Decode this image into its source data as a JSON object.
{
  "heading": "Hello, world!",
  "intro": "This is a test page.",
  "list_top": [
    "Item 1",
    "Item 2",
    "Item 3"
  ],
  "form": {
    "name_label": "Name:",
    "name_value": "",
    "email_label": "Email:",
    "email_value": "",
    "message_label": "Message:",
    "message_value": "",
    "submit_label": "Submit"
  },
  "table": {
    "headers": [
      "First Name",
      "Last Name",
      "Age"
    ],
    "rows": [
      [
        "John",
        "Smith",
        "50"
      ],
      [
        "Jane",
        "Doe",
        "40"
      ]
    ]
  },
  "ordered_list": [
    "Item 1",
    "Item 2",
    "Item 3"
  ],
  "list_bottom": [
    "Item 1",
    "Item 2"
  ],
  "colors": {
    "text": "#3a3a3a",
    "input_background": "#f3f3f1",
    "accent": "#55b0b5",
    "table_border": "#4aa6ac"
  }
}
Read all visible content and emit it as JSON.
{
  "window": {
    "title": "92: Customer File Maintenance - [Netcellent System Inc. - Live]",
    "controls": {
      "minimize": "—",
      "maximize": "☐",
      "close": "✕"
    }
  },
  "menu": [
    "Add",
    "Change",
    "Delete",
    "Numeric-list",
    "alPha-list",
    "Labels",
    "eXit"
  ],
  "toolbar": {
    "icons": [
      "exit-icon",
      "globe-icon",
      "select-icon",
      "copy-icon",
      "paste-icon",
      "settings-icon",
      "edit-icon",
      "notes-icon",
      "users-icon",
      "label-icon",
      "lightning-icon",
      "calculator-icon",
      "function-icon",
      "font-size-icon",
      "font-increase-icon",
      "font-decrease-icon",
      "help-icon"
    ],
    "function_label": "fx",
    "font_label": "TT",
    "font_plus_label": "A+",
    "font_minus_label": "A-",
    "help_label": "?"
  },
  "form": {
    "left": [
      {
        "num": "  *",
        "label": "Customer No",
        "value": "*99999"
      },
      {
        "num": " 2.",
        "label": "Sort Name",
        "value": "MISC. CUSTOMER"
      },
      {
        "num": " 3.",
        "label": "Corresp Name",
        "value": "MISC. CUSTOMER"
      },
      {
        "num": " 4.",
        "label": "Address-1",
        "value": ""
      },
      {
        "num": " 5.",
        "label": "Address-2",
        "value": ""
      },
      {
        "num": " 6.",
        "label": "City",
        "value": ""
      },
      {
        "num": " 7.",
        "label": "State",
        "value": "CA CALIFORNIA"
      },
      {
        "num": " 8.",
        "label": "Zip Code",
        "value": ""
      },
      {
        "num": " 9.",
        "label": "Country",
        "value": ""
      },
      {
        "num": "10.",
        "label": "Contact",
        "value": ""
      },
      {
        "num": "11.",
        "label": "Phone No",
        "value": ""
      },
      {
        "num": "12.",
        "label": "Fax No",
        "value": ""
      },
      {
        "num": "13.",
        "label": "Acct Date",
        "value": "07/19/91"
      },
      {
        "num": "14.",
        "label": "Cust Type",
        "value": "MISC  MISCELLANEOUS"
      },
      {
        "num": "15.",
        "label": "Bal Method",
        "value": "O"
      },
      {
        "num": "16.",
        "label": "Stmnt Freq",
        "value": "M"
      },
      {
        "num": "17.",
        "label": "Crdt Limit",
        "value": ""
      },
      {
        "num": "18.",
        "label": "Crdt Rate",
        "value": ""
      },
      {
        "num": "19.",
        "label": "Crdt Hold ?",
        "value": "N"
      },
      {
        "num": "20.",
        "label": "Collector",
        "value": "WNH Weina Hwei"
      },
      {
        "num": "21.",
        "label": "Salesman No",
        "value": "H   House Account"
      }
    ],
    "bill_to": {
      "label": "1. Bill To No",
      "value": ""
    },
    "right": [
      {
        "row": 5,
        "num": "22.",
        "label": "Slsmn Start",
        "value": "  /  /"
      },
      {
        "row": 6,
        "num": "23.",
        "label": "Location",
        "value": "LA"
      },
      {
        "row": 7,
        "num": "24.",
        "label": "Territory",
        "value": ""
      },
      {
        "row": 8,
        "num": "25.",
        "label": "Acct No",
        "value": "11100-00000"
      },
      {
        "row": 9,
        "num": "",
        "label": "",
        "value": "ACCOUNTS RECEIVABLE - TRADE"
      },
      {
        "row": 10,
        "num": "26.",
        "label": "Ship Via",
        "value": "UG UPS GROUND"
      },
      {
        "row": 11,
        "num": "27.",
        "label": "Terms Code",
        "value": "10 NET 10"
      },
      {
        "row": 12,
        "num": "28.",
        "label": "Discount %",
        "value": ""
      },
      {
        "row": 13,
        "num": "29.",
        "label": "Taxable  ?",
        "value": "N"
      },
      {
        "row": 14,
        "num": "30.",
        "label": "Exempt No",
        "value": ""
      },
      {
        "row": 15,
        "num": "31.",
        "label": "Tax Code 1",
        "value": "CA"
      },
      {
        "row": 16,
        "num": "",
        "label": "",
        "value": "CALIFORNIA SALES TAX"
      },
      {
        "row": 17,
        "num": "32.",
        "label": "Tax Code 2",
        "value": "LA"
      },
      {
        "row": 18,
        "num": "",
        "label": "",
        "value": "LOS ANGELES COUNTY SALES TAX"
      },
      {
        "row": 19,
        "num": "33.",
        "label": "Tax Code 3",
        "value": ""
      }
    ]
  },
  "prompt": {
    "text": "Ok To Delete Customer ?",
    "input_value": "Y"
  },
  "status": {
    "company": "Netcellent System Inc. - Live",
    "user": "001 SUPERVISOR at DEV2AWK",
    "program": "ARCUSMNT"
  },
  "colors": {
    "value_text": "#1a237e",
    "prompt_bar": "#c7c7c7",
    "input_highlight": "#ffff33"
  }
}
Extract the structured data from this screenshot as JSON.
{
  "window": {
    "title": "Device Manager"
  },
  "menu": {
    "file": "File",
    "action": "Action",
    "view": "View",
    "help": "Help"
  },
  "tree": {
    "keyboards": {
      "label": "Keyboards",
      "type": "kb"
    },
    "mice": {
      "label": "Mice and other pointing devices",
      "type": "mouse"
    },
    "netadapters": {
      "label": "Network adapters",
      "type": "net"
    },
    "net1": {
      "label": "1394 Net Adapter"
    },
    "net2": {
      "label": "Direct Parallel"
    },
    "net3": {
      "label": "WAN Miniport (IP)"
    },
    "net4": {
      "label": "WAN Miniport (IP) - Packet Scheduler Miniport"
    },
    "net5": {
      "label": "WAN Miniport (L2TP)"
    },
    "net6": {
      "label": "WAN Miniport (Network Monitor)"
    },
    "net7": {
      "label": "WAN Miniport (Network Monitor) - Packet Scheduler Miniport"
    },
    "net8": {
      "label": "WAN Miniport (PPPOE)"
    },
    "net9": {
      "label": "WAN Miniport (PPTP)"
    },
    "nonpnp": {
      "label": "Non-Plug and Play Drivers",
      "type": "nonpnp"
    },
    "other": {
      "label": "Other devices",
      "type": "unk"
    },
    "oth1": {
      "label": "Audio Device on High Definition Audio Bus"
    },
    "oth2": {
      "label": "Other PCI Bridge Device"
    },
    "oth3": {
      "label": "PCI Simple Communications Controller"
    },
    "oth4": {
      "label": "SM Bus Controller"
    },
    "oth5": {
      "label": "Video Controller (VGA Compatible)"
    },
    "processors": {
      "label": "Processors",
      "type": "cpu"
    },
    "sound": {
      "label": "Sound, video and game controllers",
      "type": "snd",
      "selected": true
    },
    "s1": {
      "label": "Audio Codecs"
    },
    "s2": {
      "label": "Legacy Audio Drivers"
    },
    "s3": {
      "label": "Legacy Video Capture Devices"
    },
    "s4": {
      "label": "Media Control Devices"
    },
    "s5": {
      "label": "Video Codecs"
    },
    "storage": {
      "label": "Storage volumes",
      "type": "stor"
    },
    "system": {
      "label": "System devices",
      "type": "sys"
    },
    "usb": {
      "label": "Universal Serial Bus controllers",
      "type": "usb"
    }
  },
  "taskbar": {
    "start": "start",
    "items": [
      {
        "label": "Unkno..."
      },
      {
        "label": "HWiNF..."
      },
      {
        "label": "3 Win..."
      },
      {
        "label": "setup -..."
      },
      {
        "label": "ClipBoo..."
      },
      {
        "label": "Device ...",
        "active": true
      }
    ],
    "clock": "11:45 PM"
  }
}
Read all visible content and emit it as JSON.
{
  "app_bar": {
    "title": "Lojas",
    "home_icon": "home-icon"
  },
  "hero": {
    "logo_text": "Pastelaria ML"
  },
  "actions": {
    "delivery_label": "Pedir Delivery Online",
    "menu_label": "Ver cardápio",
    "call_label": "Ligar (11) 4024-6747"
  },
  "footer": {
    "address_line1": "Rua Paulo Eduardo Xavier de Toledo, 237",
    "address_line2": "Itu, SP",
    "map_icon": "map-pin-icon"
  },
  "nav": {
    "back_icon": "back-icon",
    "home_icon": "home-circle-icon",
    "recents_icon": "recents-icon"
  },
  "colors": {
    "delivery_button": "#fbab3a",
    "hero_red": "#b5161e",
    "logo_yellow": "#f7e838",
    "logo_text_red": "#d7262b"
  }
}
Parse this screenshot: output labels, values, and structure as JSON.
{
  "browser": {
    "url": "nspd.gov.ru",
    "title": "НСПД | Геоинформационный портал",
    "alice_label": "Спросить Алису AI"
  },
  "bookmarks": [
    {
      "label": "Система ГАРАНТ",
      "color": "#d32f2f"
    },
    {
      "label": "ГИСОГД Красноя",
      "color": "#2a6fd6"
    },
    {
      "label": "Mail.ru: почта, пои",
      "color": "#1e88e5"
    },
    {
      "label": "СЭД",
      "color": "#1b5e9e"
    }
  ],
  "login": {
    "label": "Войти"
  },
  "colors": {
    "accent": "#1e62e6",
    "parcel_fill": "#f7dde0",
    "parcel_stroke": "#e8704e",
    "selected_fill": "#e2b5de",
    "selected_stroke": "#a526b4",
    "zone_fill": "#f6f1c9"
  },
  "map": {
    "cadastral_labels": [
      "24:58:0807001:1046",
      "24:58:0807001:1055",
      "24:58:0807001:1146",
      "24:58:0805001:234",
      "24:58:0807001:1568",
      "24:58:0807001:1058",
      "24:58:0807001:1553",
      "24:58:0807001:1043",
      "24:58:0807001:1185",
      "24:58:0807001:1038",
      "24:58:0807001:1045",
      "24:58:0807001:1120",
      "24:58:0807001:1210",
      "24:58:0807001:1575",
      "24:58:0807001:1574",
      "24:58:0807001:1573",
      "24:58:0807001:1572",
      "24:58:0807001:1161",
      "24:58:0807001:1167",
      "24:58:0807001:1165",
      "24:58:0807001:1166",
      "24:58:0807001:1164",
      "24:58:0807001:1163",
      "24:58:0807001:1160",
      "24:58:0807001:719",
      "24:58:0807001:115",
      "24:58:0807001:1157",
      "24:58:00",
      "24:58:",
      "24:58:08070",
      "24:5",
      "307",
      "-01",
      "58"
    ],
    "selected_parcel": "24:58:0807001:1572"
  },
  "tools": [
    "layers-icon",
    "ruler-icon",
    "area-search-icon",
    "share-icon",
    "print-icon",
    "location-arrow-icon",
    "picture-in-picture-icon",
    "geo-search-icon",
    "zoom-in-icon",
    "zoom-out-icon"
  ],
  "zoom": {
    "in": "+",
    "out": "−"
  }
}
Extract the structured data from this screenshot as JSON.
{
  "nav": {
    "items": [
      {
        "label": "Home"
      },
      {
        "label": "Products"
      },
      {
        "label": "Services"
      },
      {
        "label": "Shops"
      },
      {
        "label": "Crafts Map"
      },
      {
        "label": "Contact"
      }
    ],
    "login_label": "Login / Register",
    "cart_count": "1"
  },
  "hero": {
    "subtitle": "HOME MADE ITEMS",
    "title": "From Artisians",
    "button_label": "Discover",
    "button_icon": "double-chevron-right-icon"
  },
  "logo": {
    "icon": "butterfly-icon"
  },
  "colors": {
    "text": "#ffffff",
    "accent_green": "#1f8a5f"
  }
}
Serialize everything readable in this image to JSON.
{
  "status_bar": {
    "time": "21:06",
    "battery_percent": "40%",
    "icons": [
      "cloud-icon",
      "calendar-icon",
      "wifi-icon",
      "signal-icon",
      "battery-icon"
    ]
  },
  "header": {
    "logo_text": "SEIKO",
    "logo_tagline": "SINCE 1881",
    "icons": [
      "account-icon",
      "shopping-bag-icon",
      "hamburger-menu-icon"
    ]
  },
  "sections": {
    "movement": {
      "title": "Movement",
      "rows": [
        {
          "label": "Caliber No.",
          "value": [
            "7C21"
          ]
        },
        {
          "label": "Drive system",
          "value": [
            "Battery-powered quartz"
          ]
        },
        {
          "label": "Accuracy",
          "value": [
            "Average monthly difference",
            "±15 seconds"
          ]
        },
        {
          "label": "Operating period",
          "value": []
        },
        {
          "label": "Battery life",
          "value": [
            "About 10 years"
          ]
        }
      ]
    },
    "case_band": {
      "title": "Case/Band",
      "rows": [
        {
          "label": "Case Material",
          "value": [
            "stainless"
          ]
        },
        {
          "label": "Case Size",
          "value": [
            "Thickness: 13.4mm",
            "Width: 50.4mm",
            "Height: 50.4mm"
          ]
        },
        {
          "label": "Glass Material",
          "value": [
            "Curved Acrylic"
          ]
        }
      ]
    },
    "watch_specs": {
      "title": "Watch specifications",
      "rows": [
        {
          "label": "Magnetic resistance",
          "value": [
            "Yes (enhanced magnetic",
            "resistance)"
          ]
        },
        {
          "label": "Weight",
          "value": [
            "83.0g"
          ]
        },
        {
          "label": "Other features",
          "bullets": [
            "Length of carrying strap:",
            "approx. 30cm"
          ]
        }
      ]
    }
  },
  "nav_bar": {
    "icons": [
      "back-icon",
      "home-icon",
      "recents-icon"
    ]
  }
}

--------------------------------

### Goal of the exercise
Pick out the lines above containing the word "Miniport", then copy them.

### Finished exercise
      "label": "WAN Miniport (IP)"
      "label": "WAN Miniport (IP) - Packet Scheduler Miniport"
      "label": "WAN Miniport (L2TP)"
      "label": "WAN Miniport (Network Monitor)"
      "label": "WAN Miniport (Network Monitor) - Packet Scheduler Miniport"
      "label": "WAN Miniport (PPPOE)"
      "label": "WAN Miniport (PPTP)"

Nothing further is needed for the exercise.